* Begin Listing *
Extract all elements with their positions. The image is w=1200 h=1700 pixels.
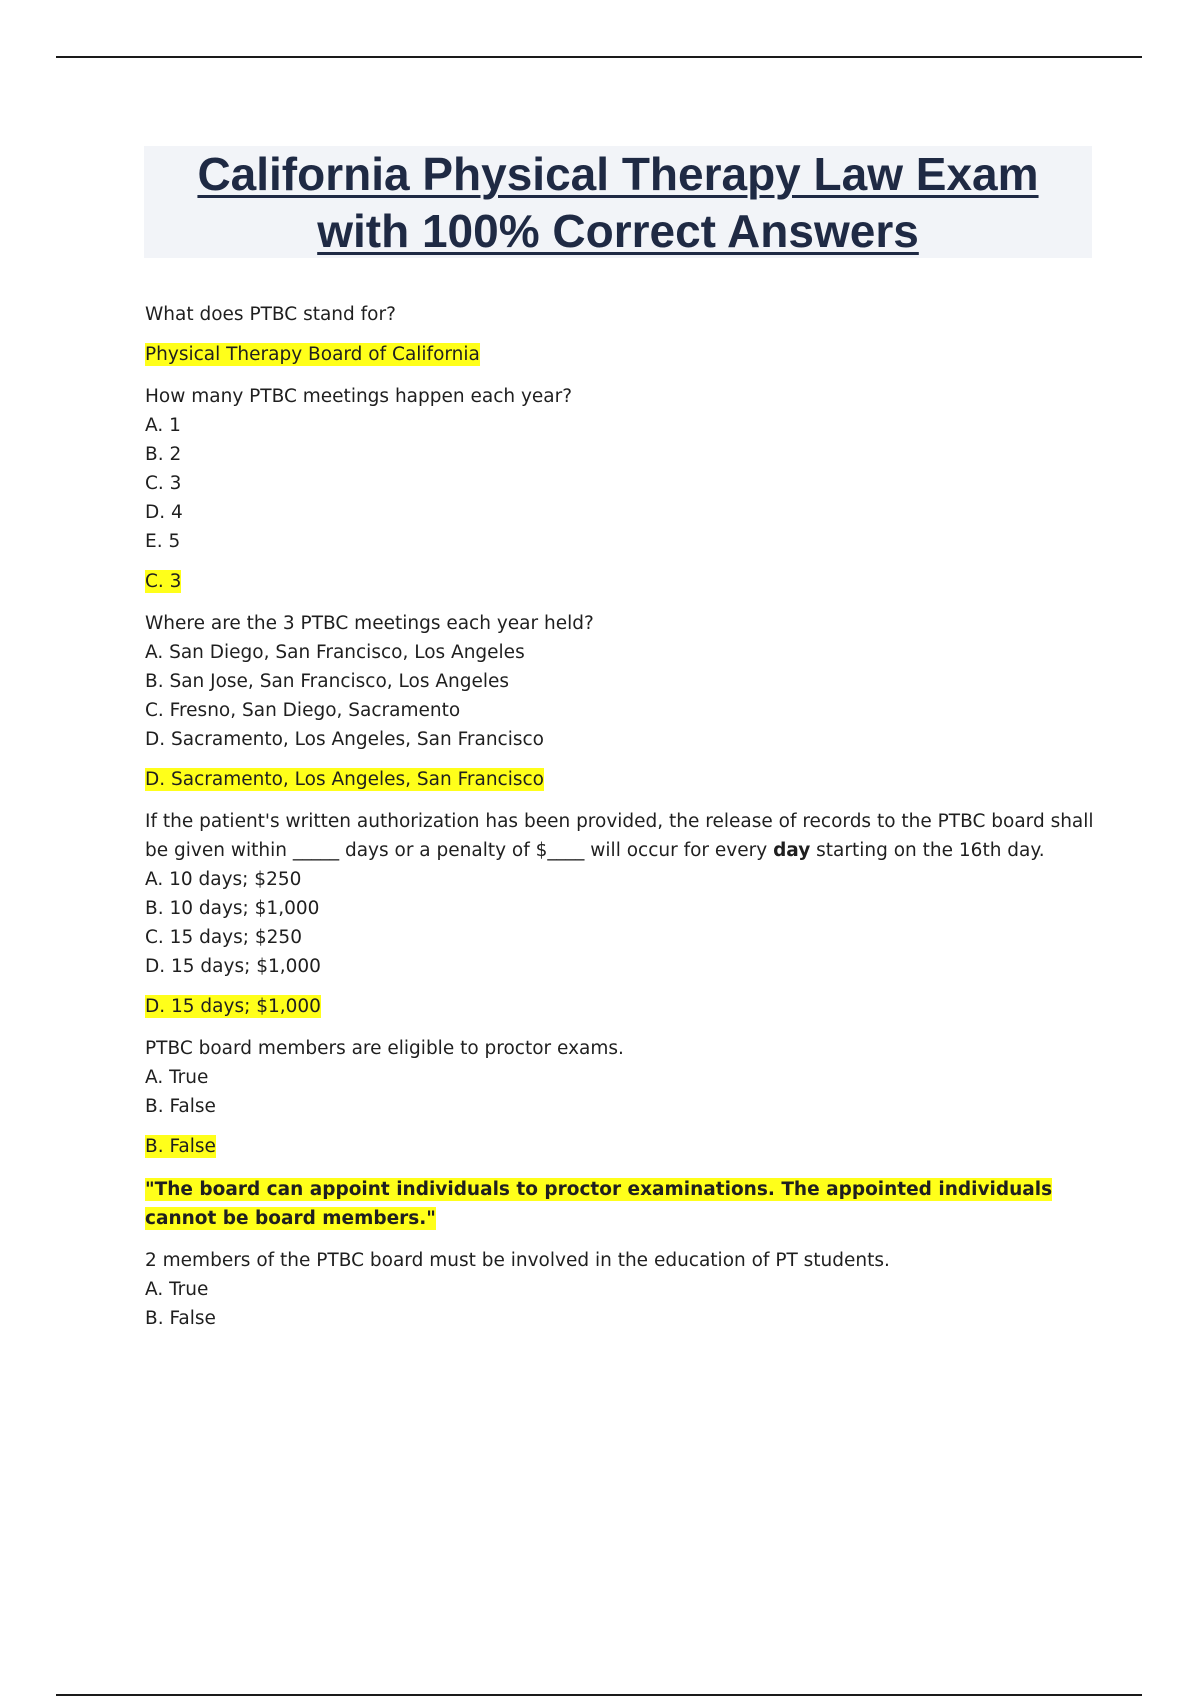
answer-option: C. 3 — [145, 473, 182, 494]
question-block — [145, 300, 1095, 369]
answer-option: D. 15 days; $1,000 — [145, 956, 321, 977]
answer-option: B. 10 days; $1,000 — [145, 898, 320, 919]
* End Listing *
• [Work instructions]: Format each line of the rows above as one string in a JSON list. Skip blank lines and leave the pictures out.

• [Solution]:
[
  "Extract all elements with their positions. The image is w=1200 h=1700 pixels.",
  "answer-option: C. 3 — [145, 473, 182, 494]",
  "question-block — [145, 300, 1095, 369]",
  "answer-option: D. 15 days; $1,000 — [145, 956, 321, 977]",
  "answer-option: B. 10 days; $1,000 — [145, 898, 320, 919]"
]